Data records
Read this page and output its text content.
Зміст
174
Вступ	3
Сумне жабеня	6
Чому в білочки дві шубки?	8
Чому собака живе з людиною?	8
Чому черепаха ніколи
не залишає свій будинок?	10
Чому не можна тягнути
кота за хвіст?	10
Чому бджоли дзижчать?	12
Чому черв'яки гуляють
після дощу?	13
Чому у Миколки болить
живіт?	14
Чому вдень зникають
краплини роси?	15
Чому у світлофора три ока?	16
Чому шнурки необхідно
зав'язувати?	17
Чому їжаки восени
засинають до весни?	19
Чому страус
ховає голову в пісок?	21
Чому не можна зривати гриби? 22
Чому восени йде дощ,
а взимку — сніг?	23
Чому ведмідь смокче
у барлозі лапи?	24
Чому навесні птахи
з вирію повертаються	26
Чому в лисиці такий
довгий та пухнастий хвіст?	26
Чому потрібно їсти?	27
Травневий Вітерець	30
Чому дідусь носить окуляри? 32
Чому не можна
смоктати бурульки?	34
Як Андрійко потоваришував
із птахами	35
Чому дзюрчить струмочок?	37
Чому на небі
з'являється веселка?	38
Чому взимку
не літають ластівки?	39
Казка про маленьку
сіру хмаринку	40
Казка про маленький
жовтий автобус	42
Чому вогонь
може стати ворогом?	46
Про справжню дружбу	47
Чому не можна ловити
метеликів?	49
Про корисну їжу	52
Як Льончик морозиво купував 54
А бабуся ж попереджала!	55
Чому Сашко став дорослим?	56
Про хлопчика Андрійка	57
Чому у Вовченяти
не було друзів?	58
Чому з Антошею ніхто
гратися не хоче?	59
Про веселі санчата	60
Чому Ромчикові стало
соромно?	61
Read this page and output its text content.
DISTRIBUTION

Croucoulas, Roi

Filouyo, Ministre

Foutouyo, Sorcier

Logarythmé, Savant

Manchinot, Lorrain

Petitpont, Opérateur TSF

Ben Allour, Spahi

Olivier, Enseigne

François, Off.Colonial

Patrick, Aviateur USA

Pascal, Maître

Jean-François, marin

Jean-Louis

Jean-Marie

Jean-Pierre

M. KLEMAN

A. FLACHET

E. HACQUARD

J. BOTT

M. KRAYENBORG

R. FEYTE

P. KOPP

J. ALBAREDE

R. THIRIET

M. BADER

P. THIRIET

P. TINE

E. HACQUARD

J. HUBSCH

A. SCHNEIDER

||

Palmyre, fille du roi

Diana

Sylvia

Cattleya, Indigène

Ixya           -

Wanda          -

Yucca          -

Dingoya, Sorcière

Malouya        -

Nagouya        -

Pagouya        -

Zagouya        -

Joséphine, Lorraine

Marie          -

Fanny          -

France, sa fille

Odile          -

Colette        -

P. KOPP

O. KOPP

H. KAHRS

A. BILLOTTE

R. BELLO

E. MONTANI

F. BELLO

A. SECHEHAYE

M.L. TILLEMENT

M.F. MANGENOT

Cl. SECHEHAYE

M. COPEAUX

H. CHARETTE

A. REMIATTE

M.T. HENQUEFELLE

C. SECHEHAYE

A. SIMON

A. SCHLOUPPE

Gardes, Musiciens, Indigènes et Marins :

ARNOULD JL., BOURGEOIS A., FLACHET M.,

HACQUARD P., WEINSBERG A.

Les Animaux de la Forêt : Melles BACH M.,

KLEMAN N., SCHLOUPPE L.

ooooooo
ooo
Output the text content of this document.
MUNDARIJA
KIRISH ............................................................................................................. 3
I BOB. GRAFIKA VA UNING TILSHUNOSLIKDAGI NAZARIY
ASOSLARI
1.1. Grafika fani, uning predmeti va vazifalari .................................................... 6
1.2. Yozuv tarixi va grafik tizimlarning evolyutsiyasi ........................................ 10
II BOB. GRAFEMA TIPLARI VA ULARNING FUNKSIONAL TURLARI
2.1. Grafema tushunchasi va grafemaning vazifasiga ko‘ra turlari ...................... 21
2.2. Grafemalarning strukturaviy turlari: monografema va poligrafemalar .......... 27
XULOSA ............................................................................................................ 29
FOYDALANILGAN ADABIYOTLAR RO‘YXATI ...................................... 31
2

Task: Write the material out exactly, with nothing left out.

Solution below:
Read this page and output its text content.
Зміст
174
Вступ	3
Сумне жабеня	6
Чому в білочки дві шубки?	8
Чому собака живе з людиною?	8
Чому черепаха ніколи
не залишає свій будинок?	10
Чому не можна тягнути
кота за хвіст?	10
Чому бджоли дзижчать?	12
Чому черв'яки гуляють
після дощу?	13
Чому у Миколки болить
живіт?	14
Чому вдень зникають
краплини роси?	15
Чому у світлофора три ока?	16
Чому шнурки необхідно
зав'язувати?	17
Чому їжаки восени
засинають до весни?	19
Чому страус
ховає голову в пісок?	21
Чому не можна зривати гриби? 22
Чому восени йде дощ,
а взимку — сніг?	23
Чому ведмідь смокче
у барлозі лапи?	24
Чому навесні птахи
з вирію повертаються	26
Чому в лисиці такий
довгий та пухнастий хвіст?	26
Чому потрібно їсти?	27
Травневий Вітерець	30
Чому дідусь носить окуляри? 32
Чому не можна
смоктати бурульки?	34
Як Андрійко потоваришував
із птахами	35
Чому дзюрчить струмочок?	37
Чому на небі
з'являється веселка?	38
Чому взимку
не літають ластівки?	39
Казка про маленьку
сіру хмаринку	40
Казка про маленький
жовтий автобус	42
Чому вогонь
може стати ворогом?	46
Про справжню дружбу	47
Чому не можна ловити
метеликів?	49
Про корисну їжу	52
Як Льончик морозиво купував 54
А бабуся ж попереджала!	55
Чому Сашко став дорослим?	56
Про хлопчика Андрійка	57
Чому у Вовченяти
не було друзів?	58
Чому з Антошею ніхто
гратися не хоче?	59
Про веселі санчата	60
Чому Ромчикові стало
соромно?	61
Read this page and output its text content.
DISTRIBUTION

Croucoulas, Roi

Filouyo, Ministre

Foutouyo, Sorcier

Logarythmé, Savant

Manchinot, Lorrain

Petitpont, Opérateur TSF

Ben Allour, Spahi

Olivier, Enseigne

François, Off.Colonial

Patrick, Aviateur USA

Pascal, Maître

Jean-François, marin

Jean-Louis

Jean-Marie

Jean-Pierre

M. KLEMAN

A. FLACHET

E. HACQUARD

J. BOTT

M. KRAYENBORG

R. FEYTE

P. KOPP

J. ALBAREDE

R. THIRIET

M. BADER

P. THIRIET

P. TINE

E. HACQUARD

J. HUBSCH

A. SCHNEIDER

||

Palmyre, fille du roi

Diana

Sylvia

Cattleya, Indigène

Ixya           -

Wanda          -

Yucca          -

Dingoya, Sorcière

Malouya        -

Nagouya        -

Pagouya        -

Zagouya        -

Joséphine, Lorraine

Marie          -

Fanny          -

France, sa fille

Odile          -

Colette        -

P. KOPP

O. KOPP

H. KAHRS

A. BILLOTTE

R. BELLO

E. MONTANI

F. BELLO

A. SECHEHAYE

M.L. TILLEMENT

M.F. MANGENOT

Cl. SECHEHAYE

M. COPEAUX

H. CHARETTE

A. REMIATTE

M.T. HENQUEFELLE

C. SECHEHAYE

A. SIMON

A. SCHLOUPPE

Gardes, Musiciens, Indigènes et Marins :

ARNOULD JL., BOURGEOIS A., FLACHET M.,

HACQUARD P., WEINSBERG A.

Les Animaux de la Forêt : Melles BACH M.,

KLEMAN N., SCHLOUPPE L.

ooooooo
ooo
Output the text content of this document.
MUNDARIJA
KIRISH ............................................................................................................. 3
I BOB. GRAFIKA VA UNING TILSHUNOSLIKDAGI NAZARIY
ASOSLARI
1.1. Grafika fani, uning predmeti va vazifalari .................................................... 6
1.2. Yozuv tarixi va grafik tizimlarning evolyutsiyasi ........................................ 10
II BOB. GRAFEMA TIPLARI VA ULARNING FUNKSIONAL TURLARI
2.1. Grafema tushunchasi va grafemaning vazifasiga ko‘ra turlari ...................... 21
2.2. Grafemalarning strukturaviy turlari: monografema va poligrafemalar .......... 27
XULOSA ............................................................................................................ 29
FOYDALANILGAN ADABIYOTLAR RO‘YXATI ...................................... 31
2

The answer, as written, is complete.